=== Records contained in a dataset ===
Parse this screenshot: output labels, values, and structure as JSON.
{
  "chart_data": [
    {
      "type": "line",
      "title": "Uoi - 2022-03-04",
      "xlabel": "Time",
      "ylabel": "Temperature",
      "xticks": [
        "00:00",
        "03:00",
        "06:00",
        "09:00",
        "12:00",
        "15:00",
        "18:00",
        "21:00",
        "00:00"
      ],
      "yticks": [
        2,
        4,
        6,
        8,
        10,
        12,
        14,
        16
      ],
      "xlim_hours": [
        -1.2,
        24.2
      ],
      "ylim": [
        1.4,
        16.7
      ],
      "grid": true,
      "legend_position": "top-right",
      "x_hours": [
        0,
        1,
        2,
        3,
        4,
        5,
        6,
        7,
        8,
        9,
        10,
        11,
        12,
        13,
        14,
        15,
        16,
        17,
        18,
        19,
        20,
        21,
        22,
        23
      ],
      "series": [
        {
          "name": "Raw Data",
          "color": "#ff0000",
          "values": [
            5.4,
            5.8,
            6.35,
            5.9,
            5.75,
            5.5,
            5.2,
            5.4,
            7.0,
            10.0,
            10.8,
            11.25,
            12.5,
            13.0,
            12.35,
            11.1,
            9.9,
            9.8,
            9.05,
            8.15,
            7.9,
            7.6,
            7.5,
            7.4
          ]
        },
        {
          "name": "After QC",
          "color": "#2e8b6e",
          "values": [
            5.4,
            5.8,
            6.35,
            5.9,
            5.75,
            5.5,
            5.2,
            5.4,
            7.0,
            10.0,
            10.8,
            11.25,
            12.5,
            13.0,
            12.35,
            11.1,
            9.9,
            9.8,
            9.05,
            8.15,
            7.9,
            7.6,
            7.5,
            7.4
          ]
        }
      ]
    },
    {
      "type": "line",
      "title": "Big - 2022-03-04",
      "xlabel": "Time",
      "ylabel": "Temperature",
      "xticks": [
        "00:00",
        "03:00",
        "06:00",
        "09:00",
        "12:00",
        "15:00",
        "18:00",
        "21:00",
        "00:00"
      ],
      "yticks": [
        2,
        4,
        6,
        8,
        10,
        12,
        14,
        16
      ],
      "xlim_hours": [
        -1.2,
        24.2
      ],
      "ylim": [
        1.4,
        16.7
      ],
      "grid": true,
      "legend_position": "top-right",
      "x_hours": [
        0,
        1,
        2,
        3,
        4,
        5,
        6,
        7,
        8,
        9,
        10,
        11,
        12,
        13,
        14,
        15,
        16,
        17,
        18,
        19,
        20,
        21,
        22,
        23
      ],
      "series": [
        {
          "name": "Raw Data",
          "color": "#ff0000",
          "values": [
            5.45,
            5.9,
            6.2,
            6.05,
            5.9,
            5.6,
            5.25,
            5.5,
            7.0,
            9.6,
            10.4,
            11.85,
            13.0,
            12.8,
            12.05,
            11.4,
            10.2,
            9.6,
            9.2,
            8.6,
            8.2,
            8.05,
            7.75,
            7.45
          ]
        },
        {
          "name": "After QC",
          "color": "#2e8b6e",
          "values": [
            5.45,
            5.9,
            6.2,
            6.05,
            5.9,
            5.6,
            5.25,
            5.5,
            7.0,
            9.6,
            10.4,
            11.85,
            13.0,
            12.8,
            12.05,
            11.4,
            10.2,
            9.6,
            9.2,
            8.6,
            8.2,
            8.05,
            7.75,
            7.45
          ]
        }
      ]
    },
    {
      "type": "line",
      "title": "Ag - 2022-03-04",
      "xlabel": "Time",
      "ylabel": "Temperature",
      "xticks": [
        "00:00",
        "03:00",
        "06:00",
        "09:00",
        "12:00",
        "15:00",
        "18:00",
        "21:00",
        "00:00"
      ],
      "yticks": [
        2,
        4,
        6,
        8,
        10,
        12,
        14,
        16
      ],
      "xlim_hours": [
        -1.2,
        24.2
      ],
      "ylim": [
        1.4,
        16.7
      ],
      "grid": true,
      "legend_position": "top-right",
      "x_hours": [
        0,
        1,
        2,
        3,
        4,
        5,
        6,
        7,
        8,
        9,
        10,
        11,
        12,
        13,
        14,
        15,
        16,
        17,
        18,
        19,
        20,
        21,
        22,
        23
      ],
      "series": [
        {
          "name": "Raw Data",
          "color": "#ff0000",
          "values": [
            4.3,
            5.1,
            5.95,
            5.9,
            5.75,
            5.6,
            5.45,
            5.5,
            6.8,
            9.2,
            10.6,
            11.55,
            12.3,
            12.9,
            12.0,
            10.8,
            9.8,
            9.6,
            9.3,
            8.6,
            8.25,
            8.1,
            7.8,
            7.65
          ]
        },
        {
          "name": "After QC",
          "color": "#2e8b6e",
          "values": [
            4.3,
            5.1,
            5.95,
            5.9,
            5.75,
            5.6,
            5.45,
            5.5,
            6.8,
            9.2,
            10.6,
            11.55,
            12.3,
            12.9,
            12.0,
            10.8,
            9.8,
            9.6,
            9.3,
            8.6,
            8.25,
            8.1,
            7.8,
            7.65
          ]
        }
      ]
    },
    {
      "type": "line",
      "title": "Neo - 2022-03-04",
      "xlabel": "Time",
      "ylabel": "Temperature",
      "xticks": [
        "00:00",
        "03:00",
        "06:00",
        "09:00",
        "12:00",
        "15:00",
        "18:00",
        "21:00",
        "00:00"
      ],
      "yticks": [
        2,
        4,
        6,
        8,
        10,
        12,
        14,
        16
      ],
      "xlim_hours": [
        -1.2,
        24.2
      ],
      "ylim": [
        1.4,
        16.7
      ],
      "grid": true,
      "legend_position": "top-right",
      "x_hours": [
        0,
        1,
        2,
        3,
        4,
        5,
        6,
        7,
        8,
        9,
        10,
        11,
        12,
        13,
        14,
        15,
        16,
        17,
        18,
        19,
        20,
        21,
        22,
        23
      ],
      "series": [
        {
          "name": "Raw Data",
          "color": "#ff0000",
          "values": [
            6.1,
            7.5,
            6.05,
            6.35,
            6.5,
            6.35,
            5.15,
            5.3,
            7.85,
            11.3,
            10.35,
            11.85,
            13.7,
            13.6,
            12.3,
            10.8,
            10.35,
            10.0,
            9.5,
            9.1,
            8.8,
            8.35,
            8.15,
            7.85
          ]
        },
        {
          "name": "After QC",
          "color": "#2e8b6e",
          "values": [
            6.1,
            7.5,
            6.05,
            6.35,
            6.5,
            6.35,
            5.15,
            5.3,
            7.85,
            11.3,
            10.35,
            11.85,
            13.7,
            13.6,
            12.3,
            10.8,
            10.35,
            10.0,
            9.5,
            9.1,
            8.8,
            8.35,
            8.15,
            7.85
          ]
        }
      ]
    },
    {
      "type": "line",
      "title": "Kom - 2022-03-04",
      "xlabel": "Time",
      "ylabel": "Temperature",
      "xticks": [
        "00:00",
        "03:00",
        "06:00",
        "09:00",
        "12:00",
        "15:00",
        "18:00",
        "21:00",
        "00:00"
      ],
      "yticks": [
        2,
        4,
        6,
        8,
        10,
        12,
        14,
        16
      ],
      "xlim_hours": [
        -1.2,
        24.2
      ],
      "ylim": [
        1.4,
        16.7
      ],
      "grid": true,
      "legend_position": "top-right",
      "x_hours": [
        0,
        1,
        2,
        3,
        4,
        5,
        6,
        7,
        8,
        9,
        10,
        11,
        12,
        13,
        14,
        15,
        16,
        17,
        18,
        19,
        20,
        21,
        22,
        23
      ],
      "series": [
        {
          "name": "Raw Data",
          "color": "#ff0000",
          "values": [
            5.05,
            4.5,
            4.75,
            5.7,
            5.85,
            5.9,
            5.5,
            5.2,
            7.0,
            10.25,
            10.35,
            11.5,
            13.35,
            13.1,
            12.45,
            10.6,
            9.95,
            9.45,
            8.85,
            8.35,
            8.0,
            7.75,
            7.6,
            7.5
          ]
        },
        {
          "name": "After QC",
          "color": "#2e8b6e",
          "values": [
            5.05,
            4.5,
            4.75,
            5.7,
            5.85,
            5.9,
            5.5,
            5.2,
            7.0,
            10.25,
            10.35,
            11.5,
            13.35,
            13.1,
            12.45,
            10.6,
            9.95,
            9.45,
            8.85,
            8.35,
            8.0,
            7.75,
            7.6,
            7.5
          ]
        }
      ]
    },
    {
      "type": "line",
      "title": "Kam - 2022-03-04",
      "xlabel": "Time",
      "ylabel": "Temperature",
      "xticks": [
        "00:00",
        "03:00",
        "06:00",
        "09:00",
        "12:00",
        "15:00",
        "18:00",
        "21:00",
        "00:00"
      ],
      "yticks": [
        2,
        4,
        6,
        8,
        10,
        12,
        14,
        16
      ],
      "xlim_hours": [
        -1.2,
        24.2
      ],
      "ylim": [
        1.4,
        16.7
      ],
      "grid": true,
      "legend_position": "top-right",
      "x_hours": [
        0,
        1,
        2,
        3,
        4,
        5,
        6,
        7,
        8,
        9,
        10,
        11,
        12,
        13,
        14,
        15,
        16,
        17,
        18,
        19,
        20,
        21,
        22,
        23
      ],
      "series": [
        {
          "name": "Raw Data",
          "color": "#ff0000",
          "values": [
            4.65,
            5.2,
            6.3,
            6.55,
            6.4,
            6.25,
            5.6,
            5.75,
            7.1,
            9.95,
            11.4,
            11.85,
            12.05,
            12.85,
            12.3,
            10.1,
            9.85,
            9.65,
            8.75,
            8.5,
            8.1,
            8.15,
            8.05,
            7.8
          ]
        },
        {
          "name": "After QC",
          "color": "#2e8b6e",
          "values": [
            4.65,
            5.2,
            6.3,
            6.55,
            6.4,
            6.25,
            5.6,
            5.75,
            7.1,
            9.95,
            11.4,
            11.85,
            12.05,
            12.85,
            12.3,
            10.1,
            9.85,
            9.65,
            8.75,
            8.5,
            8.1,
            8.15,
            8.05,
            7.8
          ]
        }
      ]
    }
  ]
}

=== WHAT IS BEING ASKED ===
Copy out each line in the preceding records that contains "title".

=== TASK RESULT ===
      "title": "Uoi - 2022-03-04",
      "title": "Big - 2022-03-04",
      "title": "Ag - 2022-03-04",
      "title": "Neo - 2022-03-04",
      "title": "Kom - 2022-03-04",
      "title": "Kam - 2022-03-04",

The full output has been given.